## [Your instructions]
Take the listing and print it in full, exactly as given.

## [Given entries]
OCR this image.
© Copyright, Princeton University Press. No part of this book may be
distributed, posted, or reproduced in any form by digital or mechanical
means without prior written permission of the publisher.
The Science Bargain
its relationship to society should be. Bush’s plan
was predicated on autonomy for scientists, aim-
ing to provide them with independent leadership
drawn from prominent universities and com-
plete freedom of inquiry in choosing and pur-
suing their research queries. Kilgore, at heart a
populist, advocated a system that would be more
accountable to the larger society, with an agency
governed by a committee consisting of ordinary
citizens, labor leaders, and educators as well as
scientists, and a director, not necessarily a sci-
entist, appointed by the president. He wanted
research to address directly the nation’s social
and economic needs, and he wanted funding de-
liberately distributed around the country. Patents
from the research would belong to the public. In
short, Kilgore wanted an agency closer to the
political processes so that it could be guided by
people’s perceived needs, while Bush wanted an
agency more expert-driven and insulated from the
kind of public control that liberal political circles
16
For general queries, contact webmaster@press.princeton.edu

## [Full answer]
OCR this image.
© Copyright, Princeton University Press. No part of this book may be
distributed, posted, or reproduced in any form by digital or mechanical
means without prior written permission of the publisher.
The Science Bargain
its relationship to society should be. Bush’s plan
was predicated on autonomy for scientists, aim-
ing to provide them with independent leadership
drawn from prominent universities and com-
plete freedom of inquiry in choosing and pur-
suing their research queries. Kilgore, at heart a
populist, advocated a system that would be more
accountable to the larger society, with an agency
governed by a committee consisting of ordinary
citizens, labor leaders, and educators as well as
scientists, and a director, not necessarily a sci-
entist, appointed by the president. He wanted
research to address directly the nation’s social
and economic needs, and he wanted funding de-
liberately distributed around the country. Patents
from the research would belong to the public. In
short, Kilgore wanted an agency closer to the
political processes so that it could be guided by
people’s perceived needs, while Bush wanted an
agency more expert-driven and insulated from the
kind of public control that liberal political circles
16
For general queries, contact webmaster@press.princeton.edu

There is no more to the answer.